Short problem:
Copy out the lines starting at the one containing "value-label: 20億8224万円: [350, 557, 458, 575]" and ending at the one containing "data-point: [372, 481, 387, 496]", keeping them unchanged.

********

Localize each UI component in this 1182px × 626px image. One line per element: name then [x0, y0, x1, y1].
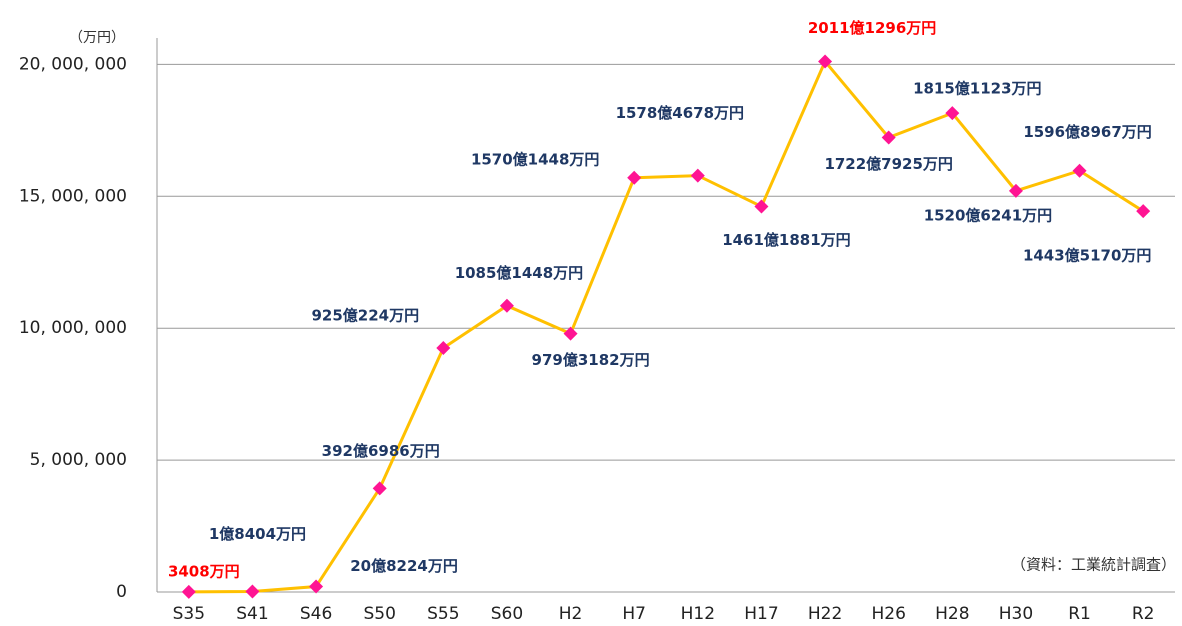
value-label: 20億8224万円: [350, 557, 458, 575]
data-point: [690, 168, 705, 183]
x-tick-label: H30: [999, 604, 1033, 624]
data-point: [1072, 163, 1087, 178]
value-label: 1443億5170万円: [1023, 247, 1152, 265]
data-point: [309, 579, 324, 594]
x-tick-label: S35: [173, 604, 205, 624]
x-tick-label: S55: [427, 604, 459, 624]
x-tick-label: S41: [236, 604, 268, 624]
x-tick-label: H28: [935, 604, 969, 624]
y-axis-label: （万円）: [69, 30, 125, 46]
data-point: [499, 298, 514, 313]
value-label: 1596億8967万円: [1023, 123, 1152, 141]
data-point: [181, 584, 196, 599]
x-tick-label: S46: [300, 604, 332, 624]
x-tick-label: H2: [559, 604, 583, 624]
data-point: [563, 326, 578, 341]
x-tick-label: R1: [1068, 604, 1091, 624]
value-label: 2011億1296万円: [808, 19, 937, 37]
value-label: 925億224万円: [312, 306, 420, 324]
value-label: 1722億7925万円: [824, 155, 953, 173]
data-point: [372, 481, 387, 496]
value-label: 1461億1881万円: [722, 231, 851, 249]
x-tick-label: R2: [1132, 604, 1155, 624]
value-label: 1520億6241万円: [924, 206, 1053, 224]
value-label: 1億8404万円: [209, 525, 306, 543]
data-point: [436, 340, 451, 355]
y-tick-label: 0: [116, 582, 127, 602]
x-tick-label: S50: [363, 604, 395, 624]
data-point: [245, 584, 260, 599]
x-tick-label: S60: [491, 604, 523, 624]
x-tick-label: H7: [622, 604, 646, 624]
data-line: [188, 58, 1144, 594]
data-point: [754, 199, 769, 214]
x-tick-label: H12: [681, 604, 715, 624]
x-tick-label: H17: [744, 604, 778, 624]
value-label: 1085億1448万円: [455, 264, 584, 282]
data-point: [818, 54, 833, 69]
value-label: 392億6986万円: [322, 442, 440, 460]
data-point: [881, 130, 896, 145]
value-label: 1815億1123万円: [913, 80, 1042, 98]
x-tick-label: H26: [871, 604, 905, 624]
data-point: [945, 106, 960, 121]
data-point: [627, 170, 642, 185]
y-tick-label: 5, 000, 000: [30, 450, 127, 470]
value-label: 979億3182万円: [532, 351, 650, 369]
source-note: （資料：工業統計調査）: [1011, 556, 1176, 574]
value-label: 1570億1448万円: [471, 150, 600, 168]
y-tick-label: 10, 000, 000: [19, 318, 127, 338]
y-tick-label: 15, 000, 000: [19, 186, 127, 206]
value-label: 1578億4678万円: [616, 104, 745, 122]
x-tick-label: H22: [808, 604, 842, 624]
data-point: [1136, 204, 1151, 219]
y-tick-label: 20, 000, 000: [19, 54, 127, 74]
value-label: 3408万円: [168, 562, 240, 580]
data-point: [1008, 183, 1023, 198]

********

Response below:
value-label: 20億8224万円: [350, 557, 458, 575]
data-point: [690, 168, 705, 183]
x-tick-label: H30: [999, 604, 1033, 624]
data-point: [1072, 163, 1087, 178]
value-label: 1443億5170万円: [1023, 247, 1152, 265]
data-point: [309, 579, 324, 594]
x-tick-label: S35: [173, 604, 205, 624]
x-tick-label: S55: [427, 604, 459, 624]
x-tick-label: S41: [236, 604, 268, 624]
x-tick-label: H28: [935, 604, 969, 624]
y-axis-label: （万円）: [69, 30, 125, 46]
data-point: [499, 298, 514, 313]
value-label: 1596億8967万円: [1023, 123, 1152, 141]
data-point: [181, 584, 196, 599]
x-tick-label: S46: [300, 604, 332, 624]
x-tick-label: H2: [559, 604, 583, 624]
data-point: [563, 326, 578, 341]
x-tick-label: R1: [1068, 604, 1091, 624]
value-label: 2011億1296万円: [808, 19, 937, 37]
value-label: 925億224万円: [312, 306, 420, 324]
value-label: 1722億7925万円: [824, 155, 953, 173]
data-point: [372, 481, 387, 496]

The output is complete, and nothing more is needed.